- Instruction -
Pull every line holding the string "Name" from the records below.

───── Provided entries ─────

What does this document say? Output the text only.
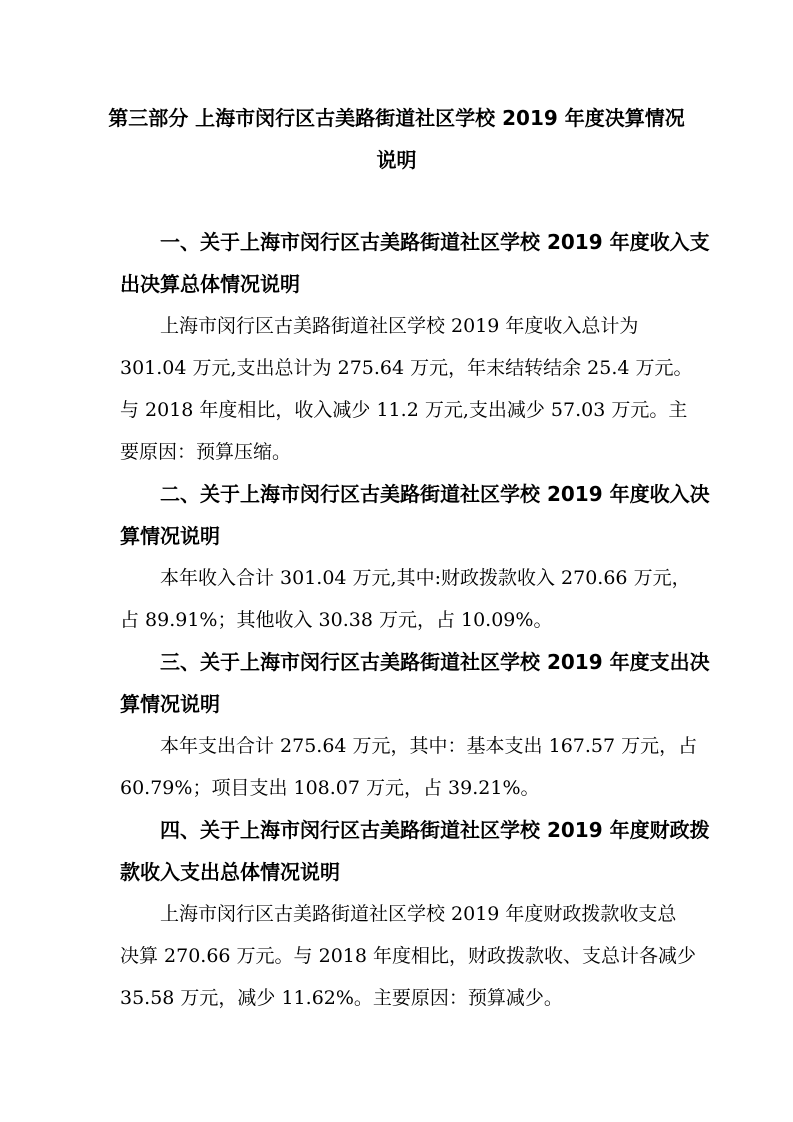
第三部分 上海市闵行区古美路街道社区学校 2019 年度决算情况
说明
一、关于上海市闵行区古美路街道社区学校 2019 年度收入支
出决算总体情况说明
上海市闵行区古美路街道社区学校 2019 年度收入总计为
301.04 万元,支出总计为 275.64 万元，年末结转结余 25.4 万元。
与 2018 年度相比，收入减少 11.2 万元,支出减少 57.03 万元。主
要原因：预算压缩。
二、关于上海市闵行区古美路街道社区学校 2019 年度收入决
算情况说明
本年收入合计 301.04 万元,其中:财政拨款收入 270.66 万元，
占 89.91%；其他收入 30.38 万元，占 10.09%。
三、关于上海市闵行区古美路街道社区学校 2019 年度支出决
算情况说明
本年支出合计 275.64 万元，其中：基本支出 167.57 万元，占
60.79%；项目支出 108.07 万元，占 39.21%。
四、关于上海市闵行区古美路街道社区学校 2019 年度财政拨
款收入支出总体情况说明
上海市闵行区古美路街道社区学校 2019 年度财政拨款收支总
决算 270.66 万元。与 2018 年度相比，财政拨款收、支总计各减少
35.58 万元，减少 11.62%。主要原因：预算减少。
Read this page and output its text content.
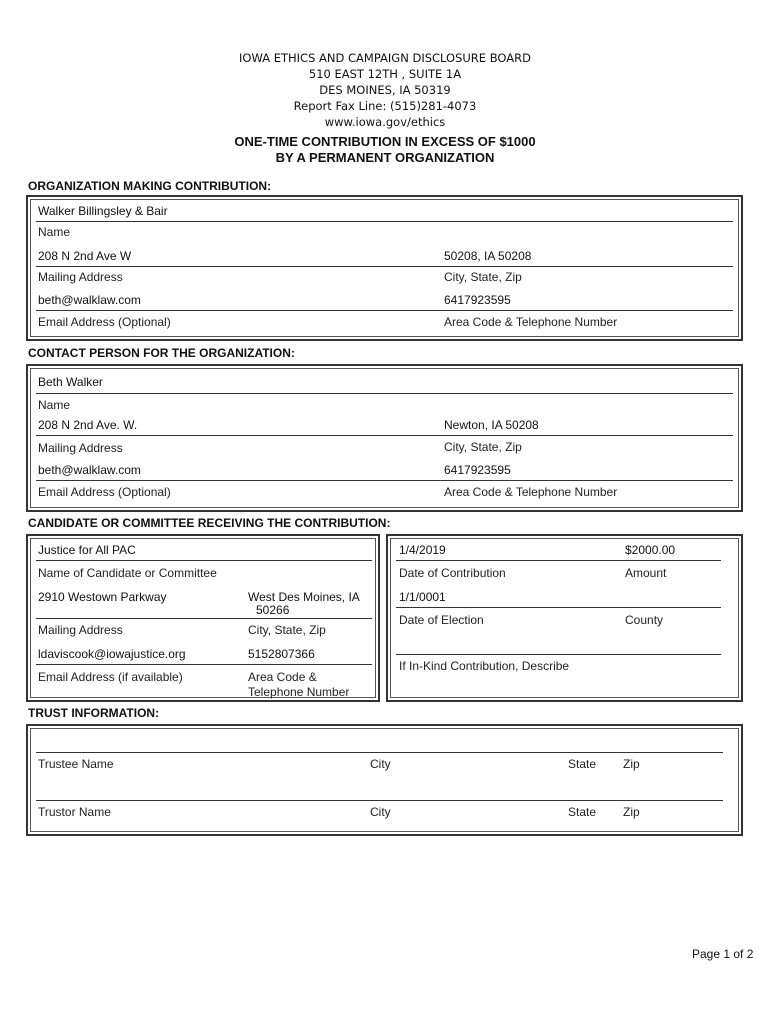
IOWA ETHICS AND CAMPAIGN DISCLOSURE BOARD
510 EAST 12TH , SUITE 1A
DES MOINES, IA 50319
Report Fax Line: (515)281-4073
www.iowa.gov/ethics
ONE-TIME CONTRIBUTION IN EXCESS OF $1000
BY A PERMANENT ORGANIZATION
ORGANIZATION MAKING CONTRIBUTION:
Walker Billingsley & Bair
Name
208 N 2nd Ave W	50208, IA 50208
Mailing Address	City, State, Zip
beth@walklaw.com	6417923595
Email Address (Optional)	Area Code & Telephone Number
CONTACT PERSON FOR THE ORGANIZATION:
Beth Walker
Name
208 N 2nd Ave. W.	Newton, IA 50208
Mailing Address	City, State, Zip
beth@walklaw.com	6417923595
Email Address (Optional)	Area Code & Telephone Number
CANDIDATE OR COMMITTEE RECEIVING THE CONTRIBUTION:
Justice for All PAC
Name of Candidate or Committee
2910 Westown Parkway	West Des Moines, IA
50266
Mailing Address	City, State, Zip
ldaviscook@iowajustice.org	5152807366
Email Address (if available)	Area Code &
Telephone Number
1/4/2019	$2000.00
Date of Contribution	Amount
1/1/0001
Date of Election	County
If In-Kind Contribution, Describe
TRUST INFORMATION:
Trustee Name	City	State Zip
Trustor Name	City	State Zip
Page 1 of 2
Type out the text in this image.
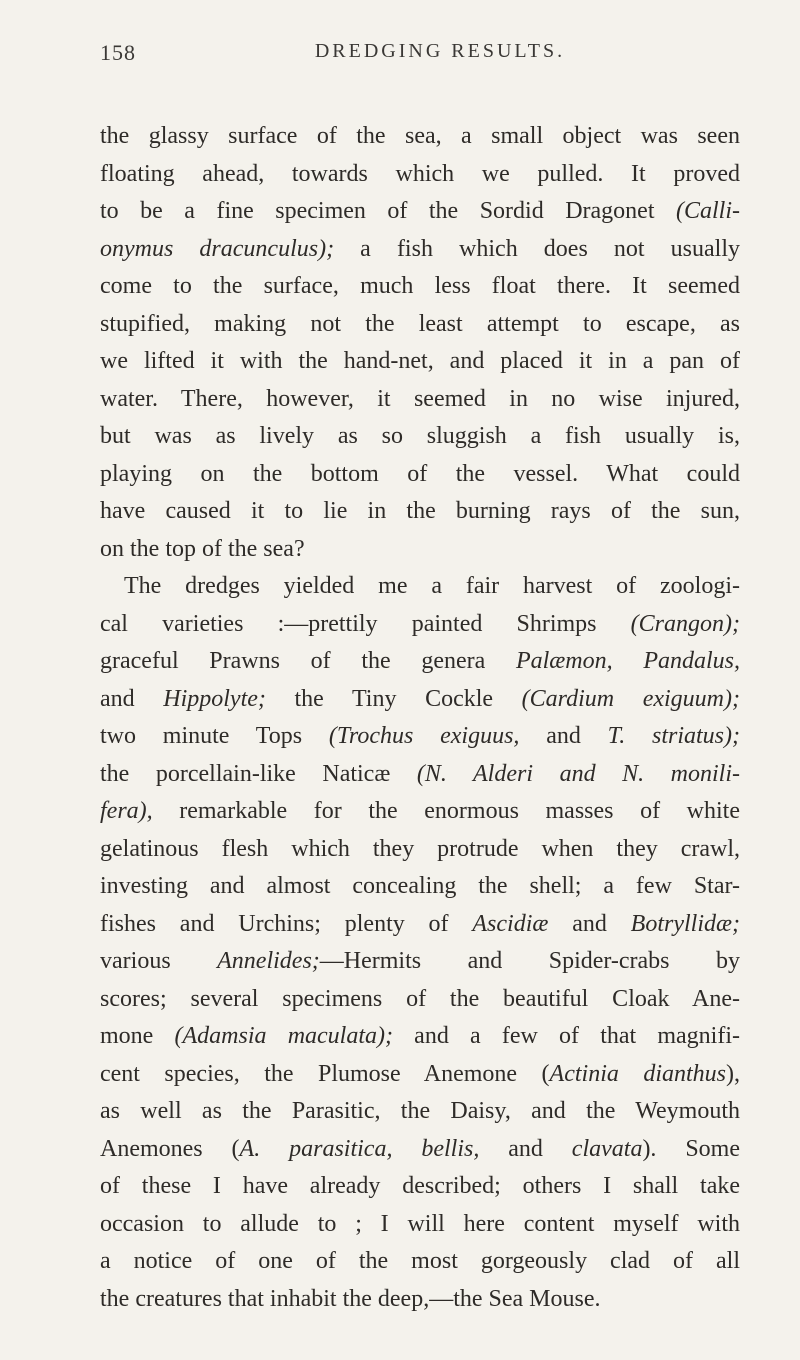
158	DREDGING RESULTS.
the glassy surface of the sea, a small object was seen
floating ahead, towards which we pulled. It proved
to be a fine specimen of the Sordid Dragonet (Calli-
onymus dracunculus); a fish which does not usually
come to the surface, much less float there. It seemed
stupified, making not the least attempt to escape, as
we lifted it with the hand-net, and placed it in a pan of
water. There, however, it seemed in no wise injured,
but was as lively as so sluggish a fish usually is,
playing on the bottom of the vessel. What could
have caused it to lie in the burning rays of the sun,
on the top of the sea?
The dredges yielded me a fair harvest of zoologi-
cal varieties :—prettily painted Shrimps (Crangon);
graceful Prawns of the genera Palæmon, Pandalus,
and Hippolyte; the Tiny Cockle (Cardium exiguum);
two minute Tops (Trochus exiguus, and T. striatus);
the porcellain-like Naticæ (N. Alderi and N. monili-
fera), remarkable for the enormous masses of white
gelatinous flesh which they protrude when they crawl,
investing and almost concealing the shell; a few Star-
fishes and Urchins; plenty of Ascidiæ and Botryllidæ;
various Annelides;—Hermits and Spider-crabs by
scores; several specimens of the beautiful Cloak Ane-
mone (Adamsia maculata); and a few of that magnifi-
cent species, the Plumose Anemone (Actinia dianthus),
as well as the Parasitic, the Daisy, and the Weymouth
Anemones (A. parasitica, bellis, and clavata). Some
of these I have already described; others I shall take
occasion to allude to ; I will here content myself with
a notice of one of the most gorgeously clad of all
the creatures that inhabit the deep,—the Sea Mouse.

─────

- Result of this task -
Name
Name
Name of Candidate or Committee
Trustee Name	City	State Zip
Trustor Name	City	State Zip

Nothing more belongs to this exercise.